■ The input:
--------------------------------------------------
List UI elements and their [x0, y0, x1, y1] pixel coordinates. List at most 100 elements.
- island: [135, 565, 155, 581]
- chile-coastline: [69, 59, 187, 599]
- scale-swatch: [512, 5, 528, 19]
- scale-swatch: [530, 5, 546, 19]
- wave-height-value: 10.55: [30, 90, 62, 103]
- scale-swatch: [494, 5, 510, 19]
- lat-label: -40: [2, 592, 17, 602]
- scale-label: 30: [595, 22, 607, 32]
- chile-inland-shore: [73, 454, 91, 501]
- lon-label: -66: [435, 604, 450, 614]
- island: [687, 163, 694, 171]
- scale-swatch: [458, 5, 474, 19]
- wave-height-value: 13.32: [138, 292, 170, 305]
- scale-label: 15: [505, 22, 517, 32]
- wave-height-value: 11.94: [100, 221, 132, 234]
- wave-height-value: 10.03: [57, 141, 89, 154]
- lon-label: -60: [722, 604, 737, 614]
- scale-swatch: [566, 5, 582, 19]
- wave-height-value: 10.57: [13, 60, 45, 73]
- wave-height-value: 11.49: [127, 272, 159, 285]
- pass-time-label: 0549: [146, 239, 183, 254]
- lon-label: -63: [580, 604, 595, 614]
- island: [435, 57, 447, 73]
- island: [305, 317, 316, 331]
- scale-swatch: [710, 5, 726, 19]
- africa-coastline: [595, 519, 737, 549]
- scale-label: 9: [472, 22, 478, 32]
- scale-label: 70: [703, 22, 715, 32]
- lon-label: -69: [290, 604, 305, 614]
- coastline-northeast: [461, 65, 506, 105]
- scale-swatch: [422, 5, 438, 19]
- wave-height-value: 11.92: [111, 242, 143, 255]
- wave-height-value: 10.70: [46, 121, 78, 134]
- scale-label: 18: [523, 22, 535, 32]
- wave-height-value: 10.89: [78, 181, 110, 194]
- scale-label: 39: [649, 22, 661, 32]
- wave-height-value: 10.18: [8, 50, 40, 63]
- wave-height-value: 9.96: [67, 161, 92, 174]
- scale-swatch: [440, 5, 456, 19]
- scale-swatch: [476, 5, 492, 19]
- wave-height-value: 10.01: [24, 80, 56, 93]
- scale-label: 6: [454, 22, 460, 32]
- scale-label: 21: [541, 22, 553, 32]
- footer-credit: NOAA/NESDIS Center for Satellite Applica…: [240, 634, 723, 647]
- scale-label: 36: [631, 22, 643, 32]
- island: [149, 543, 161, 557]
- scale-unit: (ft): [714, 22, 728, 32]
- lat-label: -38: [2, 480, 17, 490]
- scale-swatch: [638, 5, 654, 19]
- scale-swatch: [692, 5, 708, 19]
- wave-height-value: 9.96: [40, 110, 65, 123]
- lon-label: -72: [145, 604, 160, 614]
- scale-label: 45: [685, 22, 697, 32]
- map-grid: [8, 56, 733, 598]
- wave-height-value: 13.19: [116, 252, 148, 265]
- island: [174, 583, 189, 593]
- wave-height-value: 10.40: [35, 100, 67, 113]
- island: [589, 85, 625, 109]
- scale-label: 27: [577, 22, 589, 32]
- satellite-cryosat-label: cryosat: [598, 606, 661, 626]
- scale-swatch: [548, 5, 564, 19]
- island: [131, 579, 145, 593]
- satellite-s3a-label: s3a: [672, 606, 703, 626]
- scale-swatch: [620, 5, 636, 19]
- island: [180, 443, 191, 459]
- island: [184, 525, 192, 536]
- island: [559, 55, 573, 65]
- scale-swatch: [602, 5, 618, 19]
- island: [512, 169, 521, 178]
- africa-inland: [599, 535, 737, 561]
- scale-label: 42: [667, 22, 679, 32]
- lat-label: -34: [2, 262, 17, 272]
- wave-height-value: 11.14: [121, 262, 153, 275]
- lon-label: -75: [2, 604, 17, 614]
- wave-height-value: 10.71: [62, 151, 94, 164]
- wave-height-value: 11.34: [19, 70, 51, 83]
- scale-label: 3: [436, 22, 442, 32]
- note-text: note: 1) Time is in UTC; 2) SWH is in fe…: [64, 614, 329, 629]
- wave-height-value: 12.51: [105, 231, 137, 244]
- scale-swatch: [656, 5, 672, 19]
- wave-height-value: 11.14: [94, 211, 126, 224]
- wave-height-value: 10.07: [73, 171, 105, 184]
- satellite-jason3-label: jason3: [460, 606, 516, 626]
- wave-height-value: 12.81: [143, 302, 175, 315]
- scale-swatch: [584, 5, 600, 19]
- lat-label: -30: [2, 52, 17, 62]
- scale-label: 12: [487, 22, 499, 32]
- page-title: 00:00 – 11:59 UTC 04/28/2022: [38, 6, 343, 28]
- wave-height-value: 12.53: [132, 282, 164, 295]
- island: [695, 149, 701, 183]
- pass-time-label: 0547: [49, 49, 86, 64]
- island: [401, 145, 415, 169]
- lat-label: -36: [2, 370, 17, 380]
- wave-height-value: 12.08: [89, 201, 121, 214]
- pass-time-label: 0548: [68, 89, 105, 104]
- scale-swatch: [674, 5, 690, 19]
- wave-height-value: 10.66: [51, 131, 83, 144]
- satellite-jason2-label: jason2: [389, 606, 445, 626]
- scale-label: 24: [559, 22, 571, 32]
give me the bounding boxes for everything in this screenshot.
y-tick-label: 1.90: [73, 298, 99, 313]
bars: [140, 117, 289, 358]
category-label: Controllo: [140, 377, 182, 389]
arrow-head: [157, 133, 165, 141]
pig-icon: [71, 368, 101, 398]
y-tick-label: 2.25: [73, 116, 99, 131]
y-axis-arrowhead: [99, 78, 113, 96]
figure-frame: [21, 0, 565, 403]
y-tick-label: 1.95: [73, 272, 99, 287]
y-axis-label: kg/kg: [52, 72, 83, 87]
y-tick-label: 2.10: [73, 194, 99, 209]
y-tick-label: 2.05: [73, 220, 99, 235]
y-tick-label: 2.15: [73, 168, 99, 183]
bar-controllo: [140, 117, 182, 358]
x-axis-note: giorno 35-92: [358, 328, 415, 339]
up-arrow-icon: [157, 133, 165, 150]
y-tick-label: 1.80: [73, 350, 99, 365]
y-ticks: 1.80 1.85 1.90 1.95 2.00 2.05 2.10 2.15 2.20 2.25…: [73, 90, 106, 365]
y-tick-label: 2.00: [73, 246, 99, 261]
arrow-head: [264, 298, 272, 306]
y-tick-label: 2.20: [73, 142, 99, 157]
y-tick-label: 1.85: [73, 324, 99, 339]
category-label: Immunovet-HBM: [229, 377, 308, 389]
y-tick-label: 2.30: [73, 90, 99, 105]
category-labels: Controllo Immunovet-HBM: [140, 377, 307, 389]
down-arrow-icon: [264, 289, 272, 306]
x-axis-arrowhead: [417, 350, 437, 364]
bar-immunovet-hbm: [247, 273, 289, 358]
--------------------------------------------------
■ What needs to be done:
Swap "wave-height-value" for "wave-height-reading" in the entries, starting at the first line and ending at the line that contains "- scale-swatch: [638, 5, 654, 19]", with everything else left unchanged. Return only those lines.

■ Solution to this exercise:
List UI elements and their [x0, y0, x1, y1] pixel coordinates. List at most 100 elements.
- island: [135, 565, 155, 581]
- chile-coastline: [69, 59, 187, 599]
- scale-swatch: [512, 5, 528, 19]
- scale-swatch: [530, 5, 546, 19]
- wave-height-reading: 10.55: [30, 90, 62, 103]
- scale-swatch: [494, 5, 510, 19]
- lat-label: -40: [2, 592, 17, 602]
- scale-label: 30: [595, 22, 607, 32]
- chile-inland-shore: [73, 454, 91, 501]
- lon-label: -66: [435, 604, 450, 614]
- island: [687, 163, 694, 171]
- scale-swatch: [458, 5, 474, 19]
- wave-height-reading: 13.32: [138, 292, 170, 305]
- scale-label: 15: [505, 22, 517, 32]
- wave-height-reading: 11.94: [100, 221, 132, 234]
- wave-height-reading: 10.03: [57, 141, 89, 154]
- lon-label: -60: [722, 604, 737, 614]
- scale-swatch: [566, 5, 582, 19]
- wave-height-reading: 10.57: [13, 60, 45, 73]
- wave-height-reading: 11.49: [127, 272, 159, 285]
- pass-time-label: 0549: [146, 239, 183, 254]
- lon-label: -63: [580, 604, 595, 614]
- island: [435, 57, 447, 73]
- island: [305, 317, 316, 331]
- scale-swatch: [710, 5, 726, 19]
- africa-coastline: [595, 519, 737, 549]
- scale-label: 9: [472, 22, 478, 32]
- scale-label: 70: [703, 22, 715, 32]
- lon-label: -69: [290, 604, 305, 614]
- coastline-northeast: [461, 65, 506, 105]
- scale-swatch: [422, 5, 438, 19]
- wave-height-reading: 11.92: [111, 242, 143, 255]
- wave-height-reading: 10.70: [46, 121, 78, 134]
- scale-label: 18: [523, 22, 535, 32]
- wave-height-reading: 10.89: [78, 181, 110, 194]
- scale-label: 39: [649, 22, 661, 32]
- wave-height-reading: 10.18: [8, 50, 40, 63]
- wave-height-reading: 9.96: [67, 161, 92, 174]
- scale-swatch: [440, 5, 456, 19]
- scale-swatch: [476, 5, 492, 19]
- wave-height-reading: 10.01: [24, 80, 56, 93]
- scale-label: 6: [454, 22, 460, 32]
- scale-label: 21: [541, 22, 553, 32]
- footer-credit: NOAA/NESDIS Center for Satellite Applica…: [240, 634, 723, 647]
- scale-label: 36: [631, 22, 643, 32]
- island: [149, 543, 161, 557]
- scale-unit: (ft): [714, 22, 728, 32]
- lat-label: -38: [2, 480, 17, 490]
- scale-swatch: [638, 5, 654, 19]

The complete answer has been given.